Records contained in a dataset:
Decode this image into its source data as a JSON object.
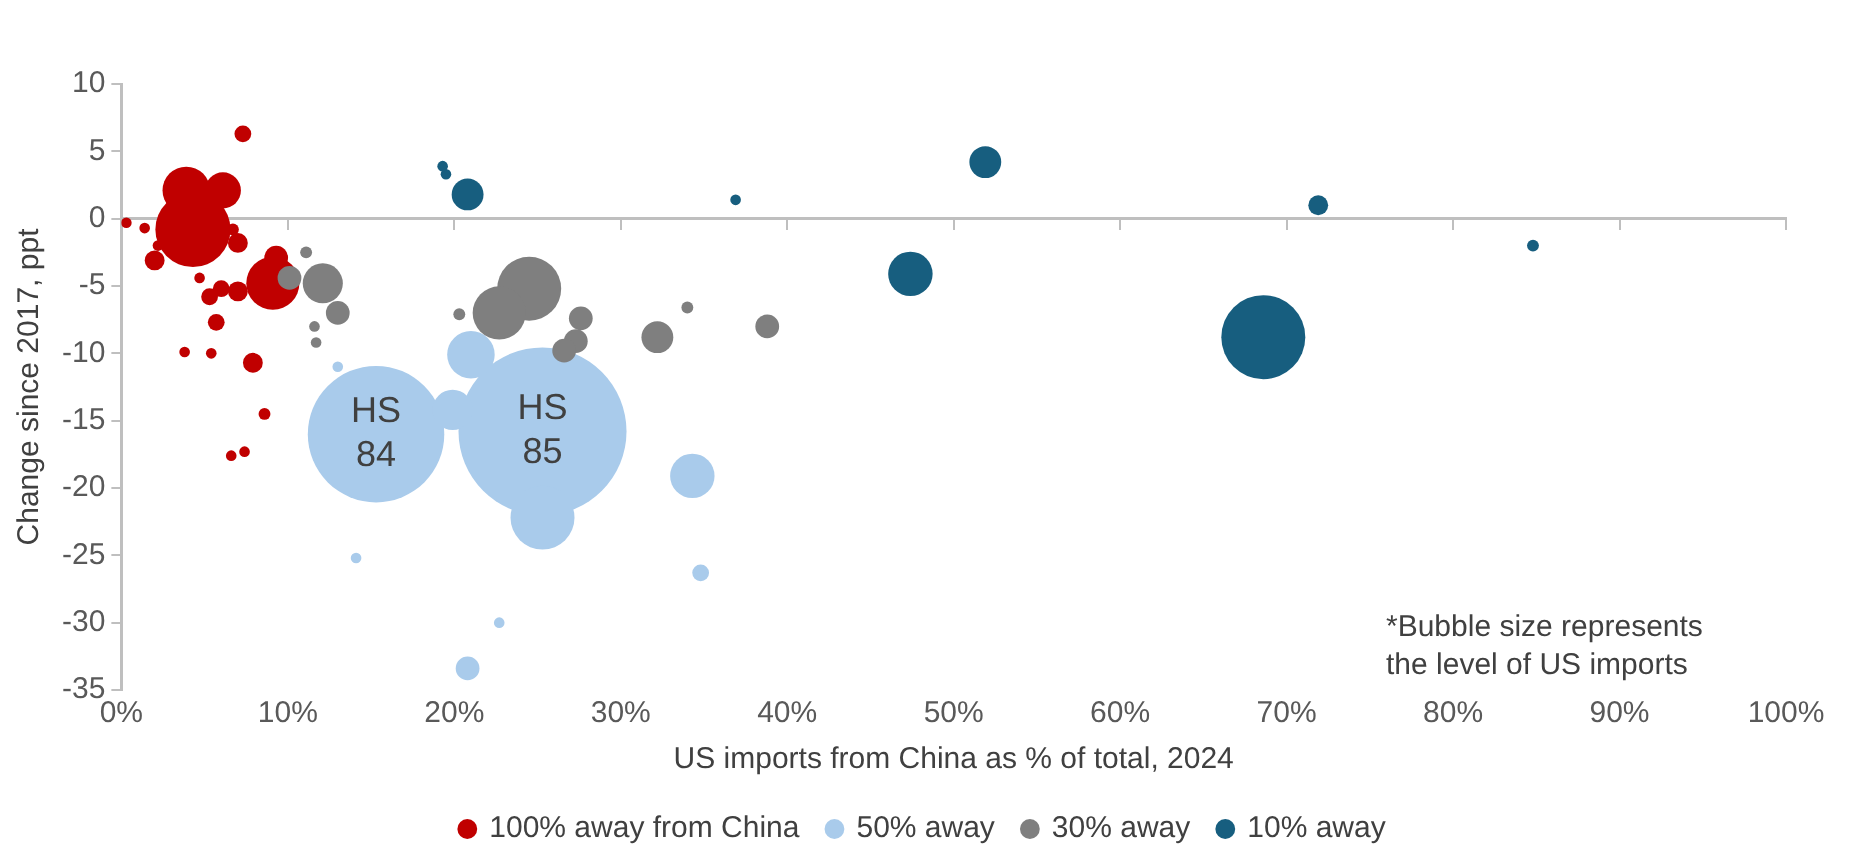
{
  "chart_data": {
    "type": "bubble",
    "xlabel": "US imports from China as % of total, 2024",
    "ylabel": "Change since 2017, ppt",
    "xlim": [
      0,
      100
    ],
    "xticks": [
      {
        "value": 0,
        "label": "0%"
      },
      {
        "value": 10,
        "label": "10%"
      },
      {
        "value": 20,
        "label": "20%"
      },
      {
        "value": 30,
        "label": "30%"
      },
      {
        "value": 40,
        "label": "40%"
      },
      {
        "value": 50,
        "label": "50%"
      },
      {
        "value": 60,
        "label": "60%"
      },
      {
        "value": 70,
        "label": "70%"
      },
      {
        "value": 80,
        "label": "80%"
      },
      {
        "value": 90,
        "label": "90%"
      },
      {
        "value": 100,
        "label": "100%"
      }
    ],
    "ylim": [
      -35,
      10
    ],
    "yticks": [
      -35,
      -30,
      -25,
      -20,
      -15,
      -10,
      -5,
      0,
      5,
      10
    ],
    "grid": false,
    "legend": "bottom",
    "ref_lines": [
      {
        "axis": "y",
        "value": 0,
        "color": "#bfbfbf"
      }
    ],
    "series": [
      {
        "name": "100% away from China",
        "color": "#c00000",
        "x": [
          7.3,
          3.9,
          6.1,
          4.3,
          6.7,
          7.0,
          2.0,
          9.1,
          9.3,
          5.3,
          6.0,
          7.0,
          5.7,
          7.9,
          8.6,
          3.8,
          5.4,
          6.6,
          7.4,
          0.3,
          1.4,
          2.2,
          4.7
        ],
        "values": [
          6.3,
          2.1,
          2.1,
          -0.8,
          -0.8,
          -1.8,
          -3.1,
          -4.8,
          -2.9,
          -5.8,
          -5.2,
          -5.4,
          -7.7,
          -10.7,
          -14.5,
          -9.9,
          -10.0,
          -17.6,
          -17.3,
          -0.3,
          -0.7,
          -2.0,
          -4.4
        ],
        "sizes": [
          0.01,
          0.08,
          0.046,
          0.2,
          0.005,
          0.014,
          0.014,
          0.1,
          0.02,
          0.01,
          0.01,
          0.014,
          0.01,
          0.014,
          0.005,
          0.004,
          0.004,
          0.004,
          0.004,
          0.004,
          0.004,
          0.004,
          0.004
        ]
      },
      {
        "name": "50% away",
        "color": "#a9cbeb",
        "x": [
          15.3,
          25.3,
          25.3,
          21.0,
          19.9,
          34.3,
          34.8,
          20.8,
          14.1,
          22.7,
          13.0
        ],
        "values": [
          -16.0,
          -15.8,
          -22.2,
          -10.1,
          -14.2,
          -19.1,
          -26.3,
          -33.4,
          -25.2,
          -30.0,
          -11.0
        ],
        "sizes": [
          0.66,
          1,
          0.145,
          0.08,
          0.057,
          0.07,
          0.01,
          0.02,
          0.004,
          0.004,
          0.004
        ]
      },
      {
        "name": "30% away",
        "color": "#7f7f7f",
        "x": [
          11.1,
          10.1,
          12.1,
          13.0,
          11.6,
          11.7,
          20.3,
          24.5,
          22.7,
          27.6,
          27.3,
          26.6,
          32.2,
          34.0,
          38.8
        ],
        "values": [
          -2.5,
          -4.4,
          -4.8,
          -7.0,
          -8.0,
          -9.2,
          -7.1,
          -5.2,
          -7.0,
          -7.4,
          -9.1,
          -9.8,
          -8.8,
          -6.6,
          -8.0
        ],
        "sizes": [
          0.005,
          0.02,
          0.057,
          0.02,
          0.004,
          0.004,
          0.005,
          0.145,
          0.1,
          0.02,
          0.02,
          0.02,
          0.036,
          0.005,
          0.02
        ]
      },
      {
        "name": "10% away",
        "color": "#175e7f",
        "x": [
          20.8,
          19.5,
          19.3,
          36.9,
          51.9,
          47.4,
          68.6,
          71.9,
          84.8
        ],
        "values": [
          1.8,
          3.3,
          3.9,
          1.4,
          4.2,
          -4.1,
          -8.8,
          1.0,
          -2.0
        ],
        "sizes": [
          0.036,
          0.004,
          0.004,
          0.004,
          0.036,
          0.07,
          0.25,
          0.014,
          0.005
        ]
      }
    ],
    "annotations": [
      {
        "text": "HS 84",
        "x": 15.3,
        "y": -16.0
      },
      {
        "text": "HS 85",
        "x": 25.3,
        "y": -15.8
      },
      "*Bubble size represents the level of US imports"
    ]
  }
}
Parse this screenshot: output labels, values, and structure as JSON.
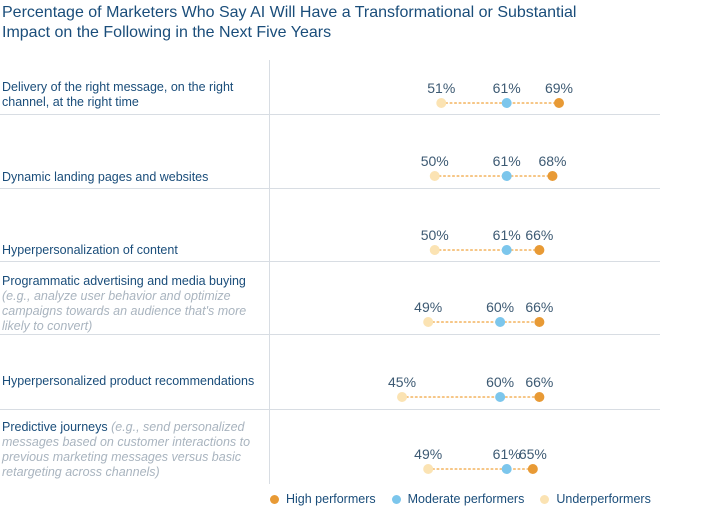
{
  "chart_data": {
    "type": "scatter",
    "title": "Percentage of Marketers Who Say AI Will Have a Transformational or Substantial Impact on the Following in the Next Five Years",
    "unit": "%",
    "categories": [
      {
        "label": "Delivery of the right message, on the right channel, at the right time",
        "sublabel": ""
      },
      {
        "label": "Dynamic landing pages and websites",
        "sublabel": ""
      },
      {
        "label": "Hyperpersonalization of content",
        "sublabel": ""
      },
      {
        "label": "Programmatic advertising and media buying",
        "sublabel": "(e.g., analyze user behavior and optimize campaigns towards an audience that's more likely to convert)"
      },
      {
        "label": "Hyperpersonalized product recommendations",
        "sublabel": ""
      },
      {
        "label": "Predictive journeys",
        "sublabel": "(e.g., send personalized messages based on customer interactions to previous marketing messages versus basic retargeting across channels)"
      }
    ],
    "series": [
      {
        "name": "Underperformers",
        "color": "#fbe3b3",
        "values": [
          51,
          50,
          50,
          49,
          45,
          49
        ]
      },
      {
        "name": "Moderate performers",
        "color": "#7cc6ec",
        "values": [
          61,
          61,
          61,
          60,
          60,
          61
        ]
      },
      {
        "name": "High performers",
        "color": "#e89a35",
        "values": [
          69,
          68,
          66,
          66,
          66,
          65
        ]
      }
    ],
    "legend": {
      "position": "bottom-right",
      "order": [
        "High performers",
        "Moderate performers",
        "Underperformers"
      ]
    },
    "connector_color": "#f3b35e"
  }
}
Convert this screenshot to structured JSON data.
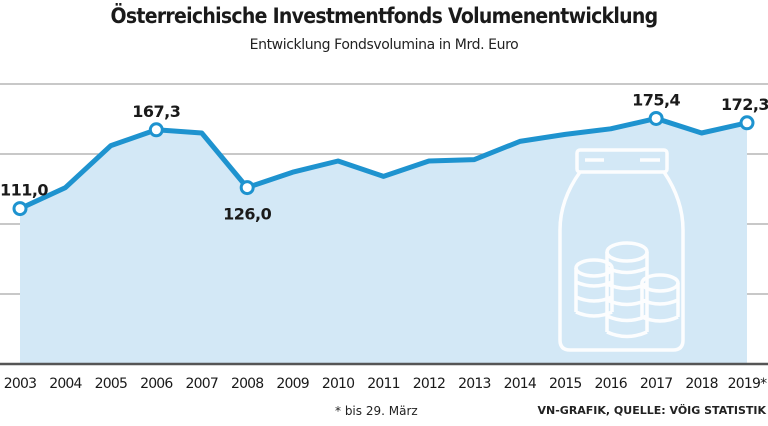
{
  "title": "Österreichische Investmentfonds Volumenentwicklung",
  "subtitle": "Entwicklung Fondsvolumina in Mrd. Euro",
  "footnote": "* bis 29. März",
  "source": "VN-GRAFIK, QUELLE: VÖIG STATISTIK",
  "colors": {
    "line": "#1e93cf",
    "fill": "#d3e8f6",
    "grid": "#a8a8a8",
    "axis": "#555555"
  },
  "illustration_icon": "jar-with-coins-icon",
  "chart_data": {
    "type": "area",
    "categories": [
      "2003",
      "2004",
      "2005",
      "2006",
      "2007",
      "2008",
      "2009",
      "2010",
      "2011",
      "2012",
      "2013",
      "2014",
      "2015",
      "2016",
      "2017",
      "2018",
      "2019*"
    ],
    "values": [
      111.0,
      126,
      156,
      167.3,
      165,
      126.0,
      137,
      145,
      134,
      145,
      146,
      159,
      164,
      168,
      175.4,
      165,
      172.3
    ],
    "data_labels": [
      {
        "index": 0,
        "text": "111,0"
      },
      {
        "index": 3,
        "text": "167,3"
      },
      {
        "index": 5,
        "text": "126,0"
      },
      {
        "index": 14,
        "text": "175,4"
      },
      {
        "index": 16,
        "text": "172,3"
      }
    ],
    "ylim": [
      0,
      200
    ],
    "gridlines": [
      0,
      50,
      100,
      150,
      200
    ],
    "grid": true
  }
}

SET TASK — Extract every line of the records above that contains the word "High".

RESULT OF THIS TASK —
        "name": "High performers",
        "High performers",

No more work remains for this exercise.